## Your goal:
Provide an exact transcription of all the records.

## Data for this exercise:
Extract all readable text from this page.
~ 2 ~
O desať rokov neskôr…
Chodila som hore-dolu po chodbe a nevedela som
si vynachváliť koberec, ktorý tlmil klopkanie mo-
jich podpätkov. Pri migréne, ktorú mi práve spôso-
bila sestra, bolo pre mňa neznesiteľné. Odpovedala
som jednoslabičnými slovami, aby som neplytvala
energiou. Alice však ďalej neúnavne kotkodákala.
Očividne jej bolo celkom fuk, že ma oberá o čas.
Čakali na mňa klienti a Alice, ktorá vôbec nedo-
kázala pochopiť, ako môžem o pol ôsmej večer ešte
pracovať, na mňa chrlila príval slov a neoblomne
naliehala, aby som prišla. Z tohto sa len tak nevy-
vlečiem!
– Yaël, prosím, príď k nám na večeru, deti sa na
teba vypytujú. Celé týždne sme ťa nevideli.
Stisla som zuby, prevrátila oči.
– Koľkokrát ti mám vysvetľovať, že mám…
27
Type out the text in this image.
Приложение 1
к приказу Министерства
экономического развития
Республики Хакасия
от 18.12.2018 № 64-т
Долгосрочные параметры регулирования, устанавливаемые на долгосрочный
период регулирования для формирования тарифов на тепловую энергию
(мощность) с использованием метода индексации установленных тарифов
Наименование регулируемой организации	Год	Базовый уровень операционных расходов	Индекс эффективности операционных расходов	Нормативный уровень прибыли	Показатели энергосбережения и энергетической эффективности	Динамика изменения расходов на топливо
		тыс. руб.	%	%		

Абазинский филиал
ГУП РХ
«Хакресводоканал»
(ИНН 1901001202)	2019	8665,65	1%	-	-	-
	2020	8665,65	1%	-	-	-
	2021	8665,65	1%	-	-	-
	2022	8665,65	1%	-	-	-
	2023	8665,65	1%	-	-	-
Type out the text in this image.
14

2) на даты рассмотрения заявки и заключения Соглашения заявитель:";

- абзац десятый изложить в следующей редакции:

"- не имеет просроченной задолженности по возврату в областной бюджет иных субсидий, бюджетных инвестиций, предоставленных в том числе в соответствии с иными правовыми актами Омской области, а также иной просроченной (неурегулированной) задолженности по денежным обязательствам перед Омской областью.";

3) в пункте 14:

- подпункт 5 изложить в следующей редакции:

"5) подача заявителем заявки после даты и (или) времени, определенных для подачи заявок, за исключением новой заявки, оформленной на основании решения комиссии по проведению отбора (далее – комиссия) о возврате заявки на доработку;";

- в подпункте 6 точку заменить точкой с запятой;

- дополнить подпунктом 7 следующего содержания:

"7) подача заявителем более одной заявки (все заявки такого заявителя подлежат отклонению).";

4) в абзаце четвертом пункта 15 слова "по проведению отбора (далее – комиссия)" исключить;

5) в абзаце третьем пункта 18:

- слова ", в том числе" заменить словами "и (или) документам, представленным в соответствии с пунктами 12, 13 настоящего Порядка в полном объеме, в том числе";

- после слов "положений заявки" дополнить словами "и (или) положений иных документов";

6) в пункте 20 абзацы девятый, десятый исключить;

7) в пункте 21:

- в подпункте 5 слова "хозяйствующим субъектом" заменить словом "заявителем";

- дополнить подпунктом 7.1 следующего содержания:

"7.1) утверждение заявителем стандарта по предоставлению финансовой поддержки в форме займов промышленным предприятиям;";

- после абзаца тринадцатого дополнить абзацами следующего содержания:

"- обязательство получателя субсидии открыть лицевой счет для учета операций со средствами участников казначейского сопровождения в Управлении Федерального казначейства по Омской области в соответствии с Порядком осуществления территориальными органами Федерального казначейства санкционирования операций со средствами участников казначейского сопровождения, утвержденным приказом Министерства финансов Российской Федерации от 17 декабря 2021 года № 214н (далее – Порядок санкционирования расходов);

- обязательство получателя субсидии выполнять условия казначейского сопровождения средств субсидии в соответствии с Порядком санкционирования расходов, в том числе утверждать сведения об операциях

## Solution for this problem:
Extract all readable text from this page.
~ 2 ~
O desať rokov neskôr…
Chodila som hore-dolu po chodbe a nevedela som
si vynachváliť koberec, ktorý tlmil klopkanie mo-
jich podpätkov. Pri migréne, ktorú mi práve spôso-
bila sestra, bolo pre mňa neznesiteľné. Odpovedala
som jednoslabičnými slovami, aby som neplytvala
energiou. Alice však ďalej neúnavne kotkodákala.
Očividne jej bolo celkom fuk, že ma oberá o čas.
Čakali na mňa klienti a Alice, ktorá vôbec nedo-
kázala pochopiť, ako môžem o pol ôsmej večer ešte
pracovať, na mňa chrlila príval slov a neoblomne
naliehala, aby som prišla. Z tohto sa len tak nevy-
vlečiem!
– Yaël, prosím, príď k nám na večeru, deti sa na
teba vypytujú. Celé týždne sme ťa nevideli.
Stisla som zuby, prevrátila oči.
– Koľkokrát ti mám vysvetľovať, že mám…
27
Type out the text in this image.
Приложение 1
к приказу Министерства
экономического развития
Республики Хакасия
от 18.12.2018 № 64-т
Долгосрочные параметры регулирования, устанавливаемые на долгосрочный
период регулирования для формирования тарифов на тепловую энергию
(мощность) с использованием метода индексации установленных тарифов
Наименование регулируемой организации	Год	Базовый уровень операционных расходов	Индекс эффективности операционных расходов	Нормативный уровень прибыли	Показатели энергосбережения и энергетической эффективности	Динамика изменения расходов на топливо
		тыс. руб.	%	%		

Абазинский филиал
ГУП РХ
«Хакресводоканал»
(ИНН 1901001202)	2019	8665,65	1%	-	-	-
	2020	8665,65	1%	-	-	-
	2021	8665,65	1%	-	-	-
	2022	8665,65	1%	-	-	-
	2023	8665,65	1%	-	-	-
Type out the text in this image.
14

2) на даты рассмотрения заявки и заключения Соглашения заявитель:";

- абзац десятый изложить в следующей редакции:

"- не имеет просроченной задолженности по возврату в областной бюджет иных субсидий, бюджетных инвестиций, предоставленных в том числе в соответствии с иными правовыми актами Омской области, а также иной просроченной (неурегулированной) задолженности по денежным обязательствам перед Омской областью.";

3) в пункте 14:

- подпункт 5 изложить в следующей редакции:

"5) подача заявителем заявки после даты и (или) времени, определенных для подачи заявок, за исключением новой заявки, оформленной на основании решения комиссии по проведению отбора (далее – комиссия) о возврате заявки на доработку;";

- в подпункте 6 точку заменить точкой с запятой;

- дополнить подпунктом 7 следующего содержания:

"7) подача заявителем более одной заявки (все заявки такого заявителя подлежат отклонению).";

4) в абзаце четвертом пункта 15 слова "по проведению отбора (далее – комиссия)" исключить;

5) в абзаце третьем пункта 18:

- слова ", в том числе" заменить словами "и (или) документам, представленным в соответствии с пунктами 12, 13 настоящего Порядка в полном объеме, в том числе";

- после слов "положений заявки" дополнить словами "и (или) положений иных документов";

6) в пункте 20 абзацы девятый, десятый исключить;

7) в пункте 21:

- в подпункте 5 слова "хозяйствующим субъектом" заменить словом "заявителем";

- дополнить подпунктом 7.1 следующего содержания:

"7.1) утверждение заявителем стандарта по предоставлению финансовой поддержки в форме займов промышленным предприятиям;";

- после абзаца тринадцатого дополнить абзацами следующего содержания:

"- обязательство получателя субсидии открыть лицевой счет для учета операций со средствами участников казначейского сопровождения в Управлении Федерального казначейства по Омской области в соответствии с Порядком осуществления территориальными органами Федерального казначейства санкционирования операций со средствами участников казначейского сопровождения, утвержденным приказом Министерства финансов Российской Федерации от 17 декабря 2021 года № 214н (далее – Порядок санкционирования расходов);

- обязательство получателя субсидии выполнять условия казначейского сопровождения средств субсидии в соответствии с Порядком санкционирования расходов, в том числе утверждать сведения об операциях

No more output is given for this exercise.